▶ _Work instructions_: Lines holding the string "subtitle" are the ones to copy from this listing.
---------- Recorded information
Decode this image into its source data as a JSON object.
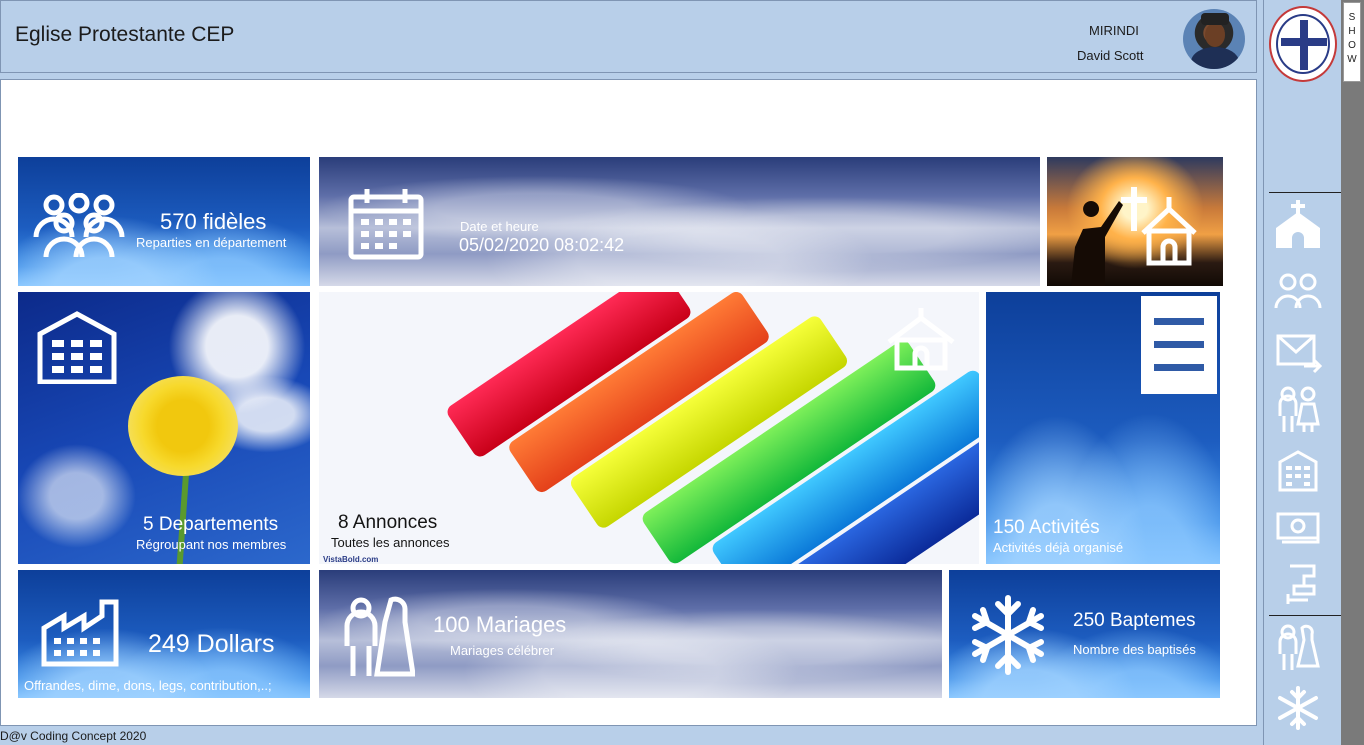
{
  "header": {
    "title": "Eglise Protestante CEP",
    "user_role": "MIRINDI",
    "user_name": "David Scott"
  },
  "rail": {
    "show_label": "SHOW",
    "items": [
      {
        "icon": "church-icon"
      },
      {
        "icon": "members-icon"
      },
      {
        "icon": "mail-send-icon"
      },
      {
        "icon": "couple-icon"
      },
      {
        "icon": "building-icon"
      },
      {
        "icon": "money-icon"
      },
      {
        "icon": "baptism-icon"
      },
      {
        "icon": "couple-icon"
      },
      {
        "icon": "snowflake-icon"
      }
    ]
  },
  "tiles": {
    "fideles": {
      "title": "570 fidèles",
      "subtitle": "Reparties en département"
    },
    "datetime": {
      "label": "Date et heure",
      "value": "05/02/2020 08:02:42"
    },
    "departements": {
      "title": "5 Departements",
      "subtitle": "Régroupant nos membres"
    },
    "annonces": {
      "title": "8 Annonces",
      "subtitle": "Toutes les annonces",
      "watermark": "VistaBold.com"
    },
    "activites": {
      "title": "150 Activités",
      "subtitle": "Activités déjà organisé"
    },
    "dollars": {
      "title": "249 Dollars",
      "subtitle": "Offrandes, dime, dons, legs, contribution,..;"
    },
    "mariages": {
      "title": "100 Mariages",
      "subtitle": "Mariages célébrer"
    },
    "baptemes": {
      "title": "250 Baptemes",
      "subtitle": "Nombre des baptisés"
    }
  },
  "footer": {
    "text": "D@v Coding Concept 2020"
  },
  "colors": {
    "frame": "#b8cfe9",
    "tile_blue": "#1d5dc0",
    "menu_bar": "#2f5aa6"
  }
}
--------------------
▶ _Answer to the task_:
      "subtitle": "Reparties en département"
      "subtitle": "Régroupant nos membres"
      "subtitle": "Toutes les annonces",
      "subtitle": "Activités déjà organisé"
      "subtitle": "Offrandes, dime, dons, legs, contribution,..;"
      "subtitle": "Mariages célébrer"
      "subtitle": "Nombre des baptisés"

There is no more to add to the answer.